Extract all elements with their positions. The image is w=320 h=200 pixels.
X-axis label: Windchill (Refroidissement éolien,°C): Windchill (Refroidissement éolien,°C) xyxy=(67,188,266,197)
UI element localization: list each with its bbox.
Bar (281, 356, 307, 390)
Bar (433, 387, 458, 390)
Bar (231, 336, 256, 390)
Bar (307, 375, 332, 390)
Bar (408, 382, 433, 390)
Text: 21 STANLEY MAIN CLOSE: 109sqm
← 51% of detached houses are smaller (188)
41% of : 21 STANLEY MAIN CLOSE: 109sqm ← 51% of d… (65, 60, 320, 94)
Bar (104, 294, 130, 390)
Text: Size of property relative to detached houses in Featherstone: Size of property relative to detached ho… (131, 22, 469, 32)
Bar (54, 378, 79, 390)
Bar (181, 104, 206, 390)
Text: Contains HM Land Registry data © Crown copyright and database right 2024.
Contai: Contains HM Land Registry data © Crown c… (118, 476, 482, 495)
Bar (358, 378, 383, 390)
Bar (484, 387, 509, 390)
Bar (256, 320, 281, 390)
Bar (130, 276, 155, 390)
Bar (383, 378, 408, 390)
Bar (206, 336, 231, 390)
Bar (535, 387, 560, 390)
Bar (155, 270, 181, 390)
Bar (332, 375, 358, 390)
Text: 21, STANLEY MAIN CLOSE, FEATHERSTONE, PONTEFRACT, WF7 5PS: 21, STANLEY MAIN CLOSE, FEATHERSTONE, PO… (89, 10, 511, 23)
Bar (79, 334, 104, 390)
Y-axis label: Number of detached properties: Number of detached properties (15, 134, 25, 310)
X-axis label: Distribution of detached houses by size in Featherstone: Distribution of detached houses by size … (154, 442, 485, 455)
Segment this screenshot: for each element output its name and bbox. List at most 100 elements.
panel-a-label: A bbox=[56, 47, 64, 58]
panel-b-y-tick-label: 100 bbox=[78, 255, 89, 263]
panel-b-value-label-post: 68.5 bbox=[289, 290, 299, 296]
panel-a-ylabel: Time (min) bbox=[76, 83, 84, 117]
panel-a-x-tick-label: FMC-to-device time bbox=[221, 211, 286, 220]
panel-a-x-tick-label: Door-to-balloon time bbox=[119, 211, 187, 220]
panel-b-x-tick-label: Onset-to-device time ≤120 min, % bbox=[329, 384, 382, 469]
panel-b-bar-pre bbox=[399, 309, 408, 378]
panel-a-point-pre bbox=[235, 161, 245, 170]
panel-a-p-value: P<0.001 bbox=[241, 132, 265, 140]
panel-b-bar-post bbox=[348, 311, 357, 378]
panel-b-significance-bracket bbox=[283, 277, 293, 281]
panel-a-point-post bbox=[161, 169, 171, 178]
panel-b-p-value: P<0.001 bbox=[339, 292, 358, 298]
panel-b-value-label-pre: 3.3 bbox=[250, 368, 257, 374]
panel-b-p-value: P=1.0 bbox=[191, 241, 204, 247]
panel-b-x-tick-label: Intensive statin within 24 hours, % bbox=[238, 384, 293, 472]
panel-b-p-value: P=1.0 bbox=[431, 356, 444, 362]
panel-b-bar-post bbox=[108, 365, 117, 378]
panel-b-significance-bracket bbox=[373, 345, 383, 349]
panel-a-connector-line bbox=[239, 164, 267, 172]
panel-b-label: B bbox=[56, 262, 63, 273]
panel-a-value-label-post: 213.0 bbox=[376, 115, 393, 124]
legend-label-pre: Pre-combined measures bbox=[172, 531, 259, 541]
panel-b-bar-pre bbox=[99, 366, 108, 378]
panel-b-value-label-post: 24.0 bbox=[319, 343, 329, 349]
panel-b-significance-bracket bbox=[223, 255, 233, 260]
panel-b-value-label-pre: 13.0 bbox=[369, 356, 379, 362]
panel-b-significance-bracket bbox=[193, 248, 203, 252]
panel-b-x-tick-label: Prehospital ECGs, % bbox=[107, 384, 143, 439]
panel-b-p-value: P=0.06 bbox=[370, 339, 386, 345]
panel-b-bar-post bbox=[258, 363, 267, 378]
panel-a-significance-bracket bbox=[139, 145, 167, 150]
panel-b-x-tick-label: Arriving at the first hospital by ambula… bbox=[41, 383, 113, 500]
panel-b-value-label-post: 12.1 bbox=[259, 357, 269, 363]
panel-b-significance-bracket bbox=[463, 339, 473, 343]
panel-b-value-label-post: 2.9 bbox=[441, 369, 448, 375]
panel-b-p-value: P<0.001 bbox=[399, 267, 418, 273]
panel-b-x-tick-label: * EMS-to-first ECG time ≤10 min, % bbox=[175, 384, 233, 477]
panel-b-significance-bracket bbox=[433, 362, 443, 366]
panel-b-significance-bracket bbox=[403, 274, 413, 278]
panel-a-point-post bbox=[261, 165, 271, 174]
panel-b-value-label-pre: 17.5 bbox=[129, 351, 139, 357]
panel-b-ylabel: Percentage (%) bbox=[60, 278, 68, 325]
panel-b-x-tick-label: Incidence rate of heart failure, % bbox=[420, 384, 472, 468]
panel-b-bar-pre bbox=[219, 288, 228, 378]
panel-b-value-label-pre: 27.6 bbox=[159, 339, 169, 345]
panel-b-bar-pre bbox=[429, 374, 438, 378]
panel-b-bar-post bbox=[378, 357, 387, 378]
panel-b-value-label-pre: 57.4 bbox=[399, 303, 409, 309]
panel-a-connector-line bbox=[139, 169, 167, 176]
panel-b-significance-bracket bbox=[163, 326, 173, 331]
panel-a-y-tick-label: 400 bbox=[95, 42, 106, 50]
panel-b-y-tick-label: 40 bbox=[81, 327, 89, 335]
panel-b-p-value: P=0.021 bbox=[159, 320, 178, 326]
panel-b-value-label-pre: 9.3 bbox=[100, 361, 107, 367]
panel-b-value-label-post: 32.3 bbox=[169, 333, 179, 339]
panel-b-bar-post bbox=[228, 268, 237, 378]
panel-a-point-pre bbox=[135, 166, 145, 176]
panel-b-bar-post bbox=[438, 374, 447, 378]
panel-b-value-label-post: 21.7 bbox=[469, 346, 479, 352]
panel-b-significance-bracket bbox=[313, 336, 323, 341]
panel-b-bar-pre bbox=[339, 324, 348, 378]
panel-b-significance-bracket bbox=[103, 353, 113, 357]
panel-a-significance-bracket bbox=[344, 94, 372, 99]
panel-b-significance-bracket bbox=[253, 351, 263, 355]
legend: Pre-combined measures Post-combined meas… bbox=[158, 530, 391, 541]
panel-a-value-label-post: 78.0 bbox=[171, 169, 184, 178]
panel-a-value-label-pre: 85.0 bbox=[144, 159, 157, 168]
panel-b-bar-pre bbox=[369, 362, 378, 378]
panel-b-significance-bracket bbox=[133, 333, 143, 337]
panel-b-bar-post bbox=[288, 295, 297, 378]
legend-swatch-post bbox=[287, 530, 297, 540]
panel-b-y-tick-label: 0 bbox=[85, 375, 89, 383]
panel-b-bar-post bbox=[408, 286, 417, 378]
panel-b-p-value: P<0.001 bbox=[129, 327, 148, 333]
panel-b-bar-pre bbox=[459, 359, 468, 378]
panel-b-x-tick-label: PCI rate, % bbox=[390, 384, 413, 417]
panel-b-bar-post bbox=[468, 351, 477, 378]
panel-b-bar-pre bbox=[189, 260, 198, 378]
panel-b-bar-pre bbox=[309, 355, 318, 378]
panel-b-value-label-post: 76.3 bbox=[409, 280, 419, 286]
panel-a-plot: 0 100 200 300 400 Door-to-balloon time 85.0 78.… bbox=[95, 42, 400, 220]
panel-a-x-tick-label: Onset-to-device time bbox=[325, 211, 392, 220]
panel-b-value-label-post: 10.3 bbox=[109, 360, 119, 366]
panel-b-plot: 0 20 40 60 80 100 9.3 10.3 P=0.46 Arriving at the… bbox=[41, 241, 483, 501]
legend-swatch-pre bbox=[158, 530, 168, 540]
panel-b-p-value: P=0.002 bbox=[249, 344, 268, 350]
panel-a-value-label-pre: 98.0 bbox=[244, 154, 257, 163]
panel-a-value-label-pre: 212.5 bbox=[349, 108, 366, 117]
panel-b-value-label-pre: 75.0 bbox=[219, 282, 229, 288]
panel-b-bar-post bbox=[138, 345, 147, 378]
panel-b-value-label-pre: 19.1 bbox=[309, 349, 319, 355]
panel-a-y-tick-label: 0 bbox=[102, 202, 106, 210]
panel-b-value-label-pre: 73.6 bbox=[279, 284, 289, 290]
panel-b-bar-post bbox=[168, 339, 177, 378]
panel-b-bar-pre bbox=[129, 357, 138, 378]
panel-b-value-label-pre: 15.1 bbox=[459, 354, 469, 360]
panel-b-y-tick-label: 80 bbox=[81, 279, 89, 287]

**Exercise prompt:** Copy the rows above word for word, from the first row through the row that contains "Bar (231, 336, 256, 390)".

**Full answer:**
Extract all elements with their positions. The image is w=320 h=200 pixels.
X-axis label: Windchill (Refroidissement éolien,°C): Windchill (Refroidissement éolien,°C) xyxy=(67,188,266,197)
UI element localization: list each with its bbox.
Bar (281, 356, 307, 390)
Bar (433, 387, 458, 390)
Bar (231, 336, 256, 390)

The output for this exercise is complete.